### TASK
Copy out all lines of the records in which the word "JSON" appears.

━━━━━━

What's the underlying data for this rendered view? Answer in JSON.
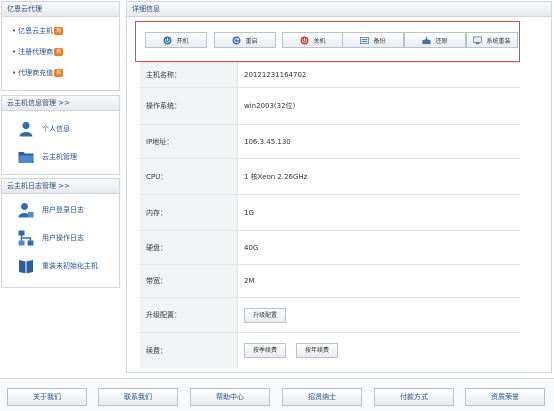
{
  "sidebar": {
    "agency_panel": {
      "title": "亿恩云代理",
      "items": [
        {
          "label": "亿恩云主机",
          "badge": "热"
        },
        {
          "label": "注册代理商",
          "badge": "热"
        },
        {
          "label": "代理商充值",
          "badge": "热"
        }
      ]
    },
    "manage_panel": {
      "title": "云主机信息管理 >>",
      "items": [
        {
          "label": "个人信息",
          "icon": "user-icon"
        },
        {
          "label": "云主机管理",
          "icon": "folder-icon"
        }
      ]
    },
    "log_panel": {
      "title": "云主机日志管理 >>",
      "items": [
        {
          "label": "用户登录日志",
          "icon": "user-login-icon"
        },
        {
          "label": "用户操作日志",
          "icon": "network-icon"
        },
        {
          "label": "重装未初始化主机",
          "icon": "book-icon"
        }
      ]
    }
  },
  "detail": {
    "title": "详细信息",
    "controls": [
      {
        "label": "开机",
        "icon": "power-on-icon"
      },
      {
        "label": "重启",
        "icon": "restart-icon"
      },
      {
        "label": "关机",
        "icon": "power-off-icon"
      },
      {
        "label": "备份",
        "icon": "backup-icon"
      },
      {
        "label": "还原",
        "icon": "restore-icon"
      },
      {
        "label": "系统重装",
        "icon": "reinstall-icon"
      }
    ],
    "rows": {
      "hostname": {
        "label": "主机名称：",
        "value": "20121231164702"
      },
      "os": {
        "label": "操作系统：",
        "value": "win2003(32位)"
      },
      "ip": {
        "label": "IP地址：",
        "value": "106.3.45.130"
      },
      "cpu": {
        "label": "CPU：",
        "value": "1 核Xeon  2.26GHz"
      },
      "memory": {
        "label": "内存：",
        "value": "1G"
      },
      "disk": {
        "label": "硬盘：",
        "value": "40G"
      },
      "bandwidth": {
        "label": "带宽：",
        "value": "2M"
      },
      "upgrade": {
        "label": "升级配置：",
        "button": "升级配置"
      },
      "renew": {
        "label": "续费：",
        "button_month": "按季续费",
        "button_year": "按年续费"
      }
    }
  },
  "footer": {
    "items": [
      "关于我们",
      "联系我们",
      "帮助中心",
      "招贤纳士",
      "付款方式",
      "资质荣誉"
    ]
  },
  "colors": {
    "accent": "#1f4f8f",
    "highlight_border": "#e04a4a",
    "hot_badge": "#f07a1c"
  }
}
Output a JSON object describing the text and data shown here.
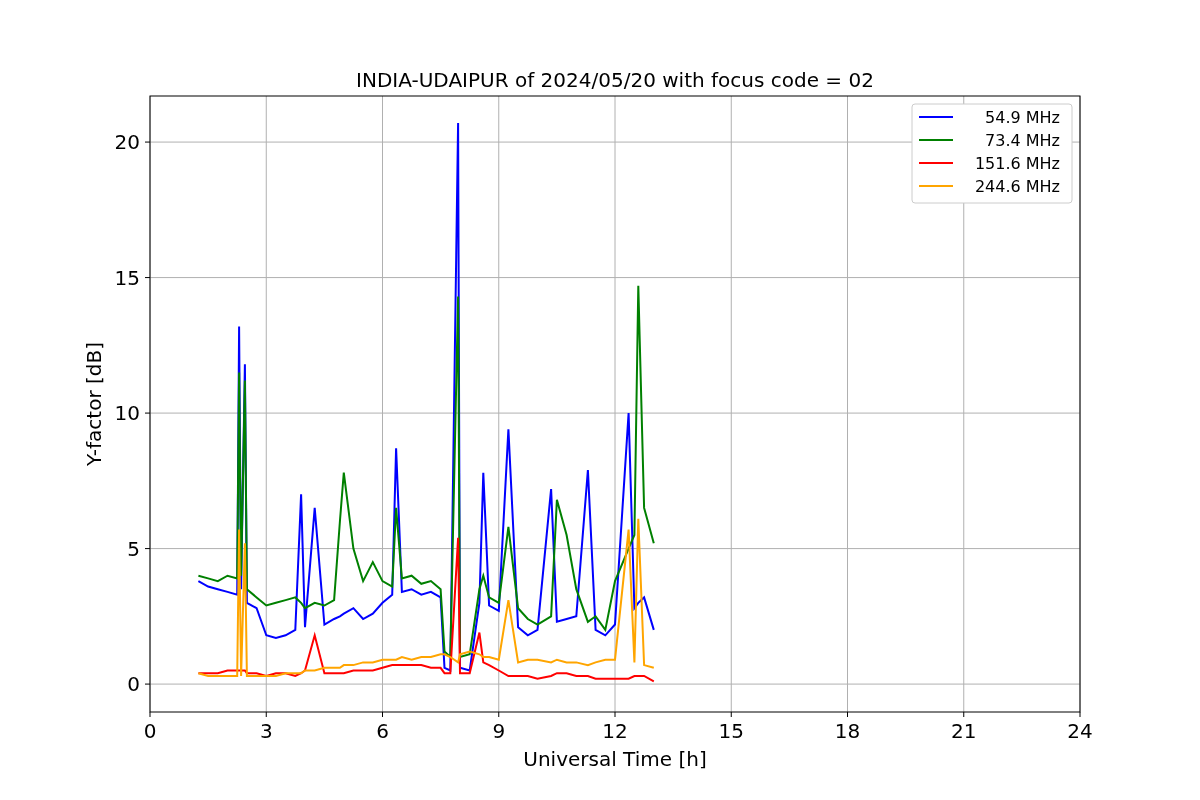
{
  "chart_data": {
    "type": "line",
    "title": "INDIA-UDAIPUR of 2024/05/20 with focus code = 02",
    "xlabel": "Universal Time [h]",
    "ylabel": "Y-factor [dB]",
    "x": [
      1.25,
      1.5,
      1.75,
      2.0,
      2.25,
      2.3,
      2.35,
      2.45,
      2.5,
      2.75,
      3.0,
      3.25,
      3.5,
      3.75,
      3.9,
      4.0,
      4.25,
      4.5,
      4.75,
      4.9,
      5.0,
      5.25,
      5.5,
      5.75,
      6.0,
      6.25,
      6.35,
      6.5,
      6.75,
      7.0,
      7.25,
      7.5,
      7.6,
      7.75,
      7.95,
      8.0,
      8.25,
      8.5,
      8.6,
      8.75,
      9.0,
      9.25,
      9.5,
      9.75,
      10.0,
      10.35,
      10.5,
      10.75,
      11.0,
      11.3,
      11.5,
      11.75,
      12.0,
      12.35,
      12.5,
      12.6,
      12.75,
      13.0
    ],
    "series": [
      {
        "name": " 54.9 MHz",
        "color": "#0000ff",
        "values": [
          3.8,
          3.6,
          3.5,
          3.4,
          3.3,
          13.2,
          3.5,
          11.8,
          3.0,
          2.8,
          1.8,
          1.7,
          1.8,
          2.0,
          7.0,
          2.1,
          6.5,
          2.2,
          2.4,
          2.5,
          2.6,
          2.8,
          2.4,
          2.6,
          3.0,
          3.3,
          8.7,
          3.4,
          3.5,
          3.3,
          3.4,
          3.2,
          0.6,
          0.5,
          20.7,
          0.6,
          0.5,
          3.0,
          7.8,
          2.9,
          2.7,
          9.4,
          2.1,
          1.8,
          2.0,
          7.2,
          2.3,
          2.4,
          2.5,
          7.9,
          2.0,
          1.8,
          2.2,
          10.0,
          2.8,
          3.0,
          3.2,
          2.0
        ]
      },
      {
        "name": " 73.4 MHz",
        "color": "#008000",
        "values": [
          4.0,
          3.9,
          3.8,
          4.0,
          3.9,
          11.5,
          4.0,
          11.2,
          3.5,
          3.2,
          2.9,
          3.0,
          3.1,
          3.2,
          3.0,
          2.8,
          3.0,
          2.9,
          3.1,
          6.0,
          7.8,
          5.0,
          3.8,
          4.5,
          3.8,
          3.6,
          6.5,
          3.9,
          4.0,
          3.7,
          3.8,
          3.5,
          1.2,
          1.0,
          14.3,
          1.0,
          1.1,
          3.5,
          4.0,
          3.2,
          3.0,
          5.8,
          2.8,
          2.4,
          2.2,
          2.5,
          6.8,
          5.5,
          3.5,
          2.3,
          2.5,
          2.0,
          3.8,
          5.0,
          5.5,
          14.7,
          6.5,
          5.2
        ]
      },
      {
        "name": "151.6 MHz",
        "color": "#ff0000",
        "values": [
          0.4,
          0.4,
          0.4,
          0.5,
          0.5,
          0.5,
          0.5,
          0.5,
          0.4,
          0.4,
          0.3,
          0.4,
          0.4,
          0.3,
          0.4,
          0.5,
          1.8,
          0.4,
          0.4,
          0.4,
          0.4,
          0.5,
          0.5,
          0.5,
          0.6,
          0.7,
          0.7,
          0.7,
          0.7,
          0.7,
          0.6,
          0.6,
          0.4,
          0.4,
          5.4,
          0.4,
          0.4,
          1.9,
          0.8,
          0.7,
          0.5,
          0.3,
          0.3,
          0.3,
          0.2,
          0.3,
          0.4,
          0.4,
          0.3,
          0.3,
          0.2,
          0.2,
          0.2,
          0.2,
          0.3,
          0.3,
          0.3,
          0.1
        ]
      },
      {
        "name": "244.6 MHz",
        "color": "#ffa500",
        "values": [
          0.4,
          0.3,
          0.3,
          0.3,
          0.3,
          5.7,
          0.3,
          5.2,
          0.3,
          0.3,
          0.3,
          0.3,
          0.4,
          0.4,
          0.4,
          0.5,
          0.5,
          0.6,
          0.6,
          0.6,
          0.7,
          0.7,
          0.8,
          0.8,
          0.9,
          0.9,
          0.9,
          1.0,
          0.9,
          1.0,
          1.0,
          1.1,
          1.1,
          1.0,
          0.8,
          1.1,
          1.2,
          1.1,
          1.0,
          1.0,
          0.9,
          3.1,
          0.8,
          0.9,
          0.9,
          0.8,
          0.9,
          0.8,
          0.8,
          0.7,
          0.8,
          0.9,
          0.9,
          5.7,
          0.8,
          6.1,
          0.7,
          0.6
        ]
      }
    ],
    "xlim": [
      0,
      24
    ],
    "ylim": [
      -1.03,
      21.7
    ],
    "xticks": [
      0,
      3,
      6,
      9,
      12,
      15,
      18,
      21,
      24
    ],
    "yticks": [
      0,
      5,
      10,
      15,
      20
    ],
    "grid": true,
    "legend": "upper right"
  }
}
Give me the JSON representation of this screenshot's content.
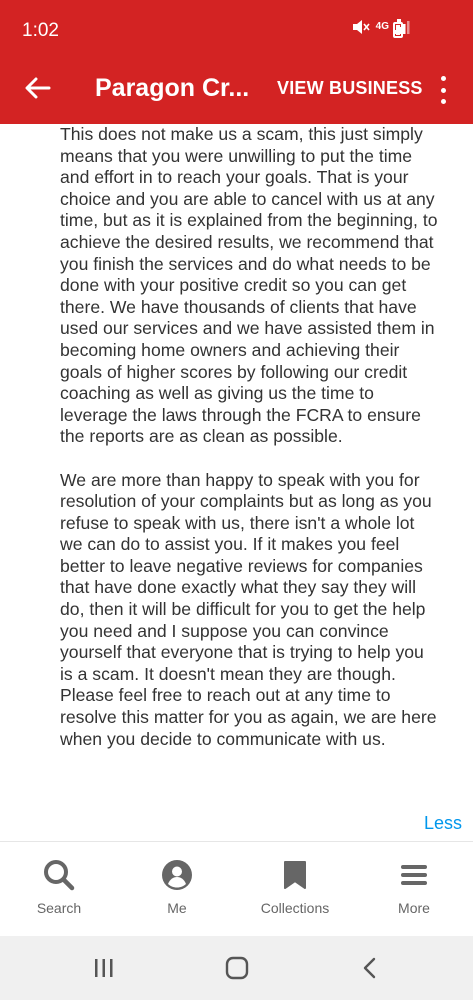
{
  "status_bar": {
    "time": "1:02",
    "network": "4G"
  },
  "app_bar": {
    "title": "Paragon Cr...",
    "view_business_label": "VIEW BUSINESS",
    "back_icon": "arrow-back-icon",
    "overflow_icon": "more-vert-icon"
  },
  "review_response": {
    "paragraph_1": "This does not make us a scam, this just simply means that you were unwilling to put the time and effort in to reach your goals.  That is your choice and you are able to cancel with us at any time, but as it is explained from the beginning, to achieve the desired results, we recommend that you finish the services and do what needs to be done with your positive credit so you can get there.  We have thousands of clients that have used our services and we have assisted them in becoming home owners and achieving their goals of higher scores by following our credit coaching as well as giving us the time to leverage the laws through the FCRA to ensure the reports are as clean as possible.",
    "paragraph_2": "We are more than happy to speak with you for resolution of your complaints but as long as you refuse to speak with us, there isn't a whole lot we can do to assist you.   If it makes you feel better to leave negative reviews for companies that have done exactly what they say they will do, then it will be difficult for you to get the help you need and I suppose you can convince yourself that everyone that is trying to help you is a scam.  It doesn't mean they are though.  Please feel free to reach out at any time to resolve this matter for you as again, we are here when you decide to communicate with us.",
    "less_label": "Less"
  },
  "bottom_nav": {
    "items": [
      {
        "label": "Search",
        "icon": "search-icon"
      },
      {
        "label": "Me",
        "icon": "profile-icon"
      },
      {
        "label": "Collections",
        "icon": "bookmark-icon"
      },
      {
        "label": "More",
        "icon": "menu-icon"
      }
    ]
  },
  "colors": {
    "brand_red": "#d32323",
    "link_blue": "#0097ec",
    "text": "#333333",
    "nav_icon": "#666666"
  }
}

━━━━━━

### SOLVED EXERCISE
What's the underlying data for this rendered view? Answer in JSON.
Output a JSON object describing the text and data shown here.
Give me the JSON representation of this screenshot's content.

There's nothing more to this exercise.